§ **Supplied records**
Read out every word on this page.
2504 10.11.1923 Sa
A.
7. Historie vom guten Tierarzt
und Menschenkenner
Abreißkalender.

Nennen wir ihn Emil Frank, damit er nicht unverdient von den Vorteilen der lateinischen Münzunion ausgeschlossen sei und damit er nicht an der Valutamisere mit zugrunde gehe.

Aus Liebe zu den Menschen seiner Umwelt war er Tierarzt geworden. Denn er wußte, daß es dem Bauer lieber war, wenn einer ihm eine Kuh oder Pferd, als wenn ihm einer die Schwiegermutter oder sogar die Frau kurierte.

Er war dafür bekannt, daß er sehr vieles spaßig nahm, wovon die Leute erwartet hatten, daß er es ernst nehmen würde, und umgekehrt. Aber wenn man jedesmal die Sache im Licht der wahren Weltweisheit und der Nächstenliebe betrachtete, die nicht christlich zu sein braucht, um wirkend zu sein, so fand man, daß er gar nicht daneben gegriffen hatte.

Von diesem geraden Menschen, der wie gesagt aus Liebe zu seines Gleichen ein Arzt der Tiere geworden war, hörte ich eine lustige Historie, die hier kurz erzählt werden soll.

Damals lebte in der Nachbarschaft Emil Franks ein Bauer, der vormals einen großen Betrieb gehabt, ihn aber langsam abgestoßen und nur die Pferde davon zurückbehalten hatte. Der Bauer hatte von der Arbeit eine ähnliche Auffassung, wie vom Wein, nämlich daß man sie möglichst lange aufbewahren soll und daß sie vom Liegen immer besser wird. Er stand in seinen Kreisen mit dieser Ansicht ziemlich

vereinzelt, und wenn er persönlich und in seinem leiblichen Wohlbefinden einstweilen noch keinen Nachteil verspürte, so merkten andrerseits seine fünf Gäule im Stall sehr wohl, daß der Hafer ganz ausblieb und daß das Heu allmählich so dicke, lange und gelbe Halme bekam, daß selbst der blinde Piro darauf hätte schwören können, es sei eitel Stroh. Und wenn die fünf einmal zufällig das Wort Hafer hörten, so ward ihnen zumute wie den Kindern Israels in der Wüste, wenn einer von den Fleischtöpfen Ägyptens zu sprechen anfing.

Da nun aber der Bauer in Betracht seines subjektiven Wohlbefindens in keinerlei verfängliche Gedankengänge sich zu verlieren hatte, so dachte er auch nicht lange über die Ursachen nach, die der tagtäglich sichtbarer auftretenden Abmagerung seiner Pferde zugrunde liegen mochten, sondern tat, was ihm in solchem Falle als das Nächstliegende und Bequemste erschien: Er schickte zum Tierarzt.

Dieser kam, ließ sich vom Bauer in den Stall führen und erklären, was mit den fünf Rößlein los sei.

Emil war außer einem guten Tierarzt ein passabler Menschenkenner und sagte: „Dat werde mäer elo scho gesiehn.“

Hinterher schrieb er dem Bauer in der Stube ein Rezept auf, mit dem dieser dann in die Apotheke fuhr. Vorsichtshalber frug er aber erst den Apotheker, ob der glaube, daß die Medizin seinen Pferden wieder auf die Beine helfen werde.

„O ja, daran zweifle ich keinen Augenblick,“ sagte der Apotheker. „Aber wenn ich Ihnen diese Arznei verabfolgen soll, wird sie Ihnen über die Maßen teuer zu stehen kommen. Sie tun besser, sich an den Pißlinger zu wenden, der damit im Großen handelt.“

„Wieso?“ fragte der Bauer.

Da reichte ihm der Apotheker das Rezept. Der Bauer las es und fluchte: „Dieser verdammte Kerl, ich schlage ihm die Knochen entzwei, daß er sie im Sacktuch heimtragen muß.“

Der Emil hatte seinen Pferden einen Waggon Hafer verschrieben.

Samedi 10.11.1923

§ **Requirement**
Output all of the material, please, exactly as it stands.

§ **Written response**
Read out every word on this page.
2504 10.11.1923 Sa
A.
7. Historie vom guten Tierarzt
und Menschenkenner
Abreißkalender.

Nennen wir ihn Emil Frank, damit er nicht unverdient von den Vorteilen der lateinischen Münzunion ausgeschlossen sei und damit er nicht an der Valutamisere mit zugrunde gehe.

Aus Liebe zu den Menschen seiner Umwelt war er Tierarzt geworden. Denn er wußte, daß es dem Bauer lieber war, wenn einer ihm eine Kuh oder Pferd, als wenn ihm einer die Schwiegermutter oder sogar die Frau kurierte.

Er war dafür bekannt, daß er sehr vieles spaßig nahm, wovon die Leute erwartet hatten, daß er es ernst nehmen würde, und umgekehrt. Aber wenn man jedesmal die Sache im Licht der wahren Weltweisheit und der Nächstenliebe betrachtete, die nicht christlich zu sein braucht, um wirkend zu sein, so fand man, daß er gar nicht daneben gegriffen hatte.

Von diesem geraden Menschen, der wie gesagt aus Liebe zu seines Gleichen ein Arzt der Tiere geworden war, hörte ich eine lustige Historie, die hier kurz erzählt werden soll.

Damals lebte in der Nachbarschaft Emil Franks ein Bauer, der vormals einen großen Betrieb gehabt, ihn aber langsam abgestoßen und nur die Pferde davon zurückbehalten hatte. Der Bauer hatte von der Arbeit eine ähnliche Auffassung, wie vom Wein, nämlich daß man sie möglichst lange aufbewahren soll und daß sie vom Liegen immer besser wird. Er stand in seinen Kreisen mit dieser Ansicht ziemlich

vereinzelt, und wenn er persönlich und in seinem leiblichen Wohlbefinden einstweilen noch keinen Nachteil verspürte, so merkten andrerseits seine fünf Gäule im Stall sehr wohl, daß der Hafer ganz ausblieb und daß das Heu allmählich so dicke, lange und gelbe Halme bekam, daß selbst der blinde Piro darauf hätte schwören können, es sei eitel Stroh. Und wenn die fünf einmal zufällig das Wort Hafer hörten, so ward ihnen zumute wie den Kindern Israels in der Wüste, wenn einer von den Fleischtöpfen Ägyptens zu sprechen anfing.

Da nun aber der Bauer in Betracht seines subjektiven Wohlbefindens in keinerlei verfängliche Gedankengänge sich zu verlieren hatte, so dachte er auch nicht lange über die Ursachen nach, die der tagtäglich sichtbarer auftretenden Abmagerung seiner Pferde zugrunde liegen mochten, sondern tat, was ihm in solchem Falle als das Nächstliegende und Bequemste erschien: Er schickte zum Tierarzt.

Dieser kam, ließ sich vom Bauer in den Stall führen und erklären, was mit den fünf Rößlein los sei.

Emil war außer einem guten Tierarzt ein passabler Menschenkenner und sagte: „Dat werde mäer elo scho gesiehn.“

Hinterher schrieb er dem Bauer in der Stube ein Rezept auf, mit dem dieser dann in die Apotheke fuhr. Vorsichtshalber frug er aber erst den Apotheker, ob der glaube, daß die Medizin seinen Pferden wieder auf die Beine helfen werde.

„O ja, daran zweifle ich keinen Augenblick,“ sagte der Apotheker. „Aber wenn ich Ihnen diese Arznei verabfolgen soll, wird sie Ihnen über die Maßen teuer zu stehen kommen. Sie tun besser, sich an den Pißlinger zu wenden, der damit im Großen handelt.“

„Wieso?“ fragte der Bauer.

Da reichte ihm der Apotheker das Rezept. Der Bauer las es und fluchte: „Dieser verdammte Kerl, ich schlage ihm die Knochen entzwei, daß er sie im Sacktuch heimtragen muß.“

Der Emil hatte seinen Pferden einen Waggon Hafer verschrieben.

Samedi 10.11.1923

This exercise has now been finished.